Exercise instructions:
Determine how many lines contain the string "description", then reply with that figure only.
########
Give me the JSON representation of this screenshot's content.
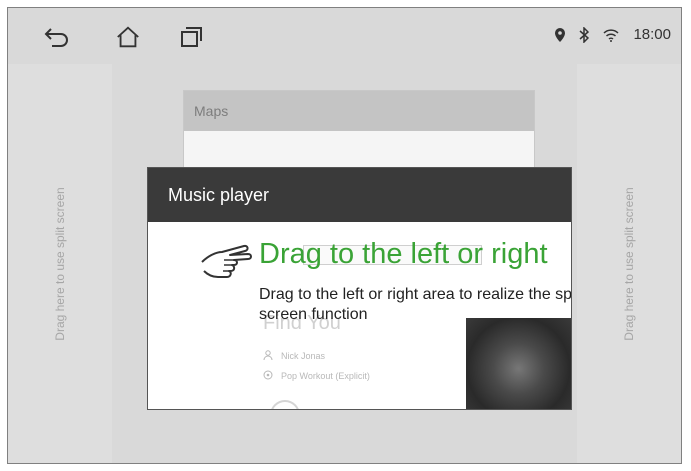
{
  "status": {
    "time": "18:00"
  },
  "split_zones": {
    "left_label": "Drag here to use split screen",
    "right_label": "Drag here to use split screen"
  },
  "maps_card": {
    "title": "Maps"
  },
  "music_card": {
    "title": "Music player",
    "song_title": "Find You",
    "artist": "Nick Jonas",
    "album": "Pop Workout (Explicit)"
  },
  "hint": {
    "title": "Drag to the left or right",
    "description": "Drag to the left or right area to realize the split screen function"
  },
  "colors": {
    "hint_green": "#3aa336",
    "header_dark": "#3a3a3a"
  },
  "icons": [
    "back-icon",
    "home-icon",
    "recent-apps-icon",
    "location-icon",
    "bluetooth-icon",
    "wifi-icon",
    "hand-pointer-icon"
  ]
}
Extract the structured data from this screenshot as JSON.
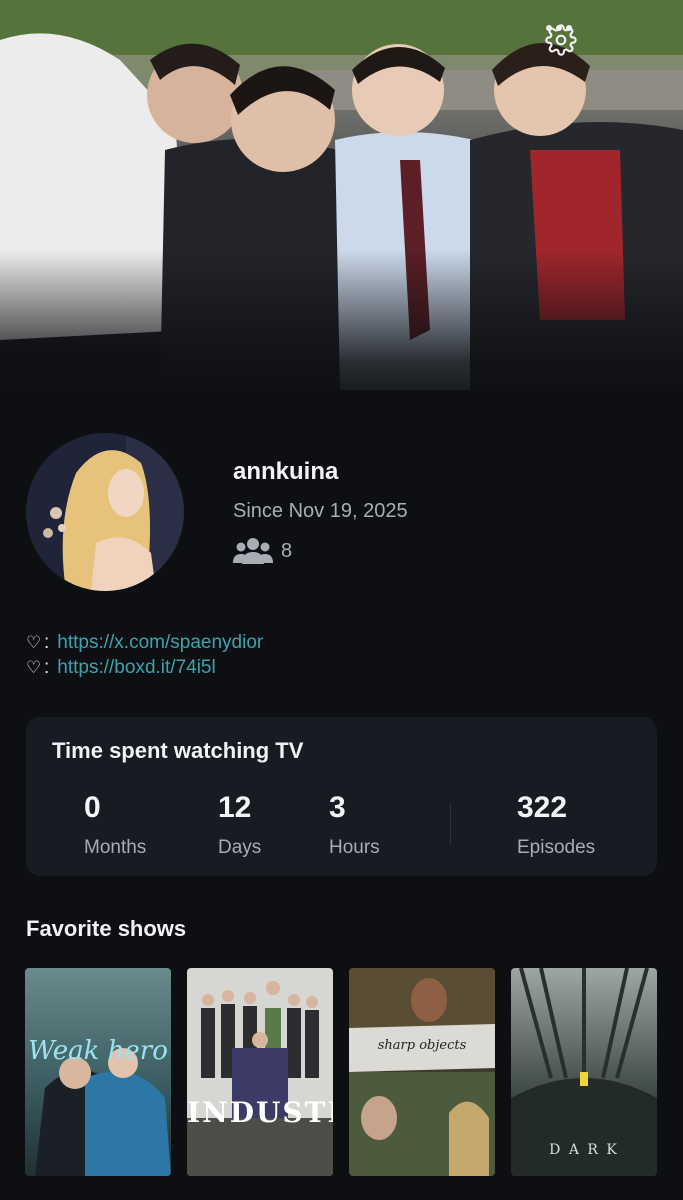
{
  "header": {
    "settings_icon": "gear-icon",
    "more_icon": "more-dots-icon"
  },
  "profile": {
    "username": "annkuina",
    "since": "Since Nov 19, 2025",
    "followers_icon": "users-icon",
    "followers_count": "8"
  },
  "links": [
    {
      "icon": "heart-outline-icon",
      "text": "https://x.com/spaenydior"
    },
    {
      "icon": "heart-outline-icon",
      "text": "https://boxd.it/74i5l"
    }
  ],
  "stats": {
    "title": "Time spent watching TV",
    "items": [
      {
        "value": "0",
        "unit": "Months"
      },
      {
        "value": "12",
        "unit": "Days"
      },
      {
        "value": "3",
        "unit": "Hours"
      },
      {
        "value": "322",
        "unit": "Episodes"
      }
    ]
  },
  "favorites": {
    "title": "Favorite shows",
    "shows": [
      {
        "poster_text": "Weak hero"
      },
      {
        "poster_text": "INDUSTRY"
      },
      {
        "poster_text": "sharp objects"
      },
      {
        "poster_text": "D A R K"
      }
    ]
  },
  "colors": {
    "background": "#0d0f12",
    "card": "#181c22",
    "link": "#3aa5ad",
    "muted_text": "#a9adb4"
  }
}
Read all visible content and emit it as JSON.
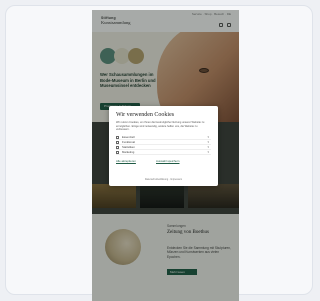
{
  "brand": {
    "name": "Stiftung",
    "subtitle": "Kunstsammlung"
  },
  "header": {
    "nav_text": "Service · Shop · Besuch · DE"
  },
  "hero": {
    "colors": [
      "#5b8d7d",
      "#e7e1cd",
      "#b7a26e"
    ],
    "text": "Wer Schausammlungen im Bode-Museum in Berlin und Museumsinsel entdecken",
    "button": "Programm & Tickets"
  },
  "cookie": {
    "title": "Wir verwenden Cookies",
    "description": "Wir nutzen Cookies, um Ihnen die bestmögliche Nutzung unserer Website zu ermöglichen. Einige sind notwendig, andere helfen uns, die Website zu verbessern.",
    "options": [
      {
        "label": "Essenziell",
        "checked": true
      },
      {
        "label": "Funktional",
        "checked": false
      },
      {
        "label": "Statistiken",
        "checked": false
      },
      {
        "label": "Marketing",
        "checked": false
      }
    ],
    "accept_all": "Alle akzeptieren",
    "save": "Auswahl speichern",
    "footer": "Datenschutzerklärung · Impressum"
  },
  "section2": {
    "label": "Sammlungen",
    "title": "Zeitung von Boethus",
    "text": "Entdecken Sie die Sammlung mit Skulpturen, Münzen und Kunstwerken aus vielen Epochen.",
    "button": "Mehr lesen"
  }
}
########
Answer to the exercise:
2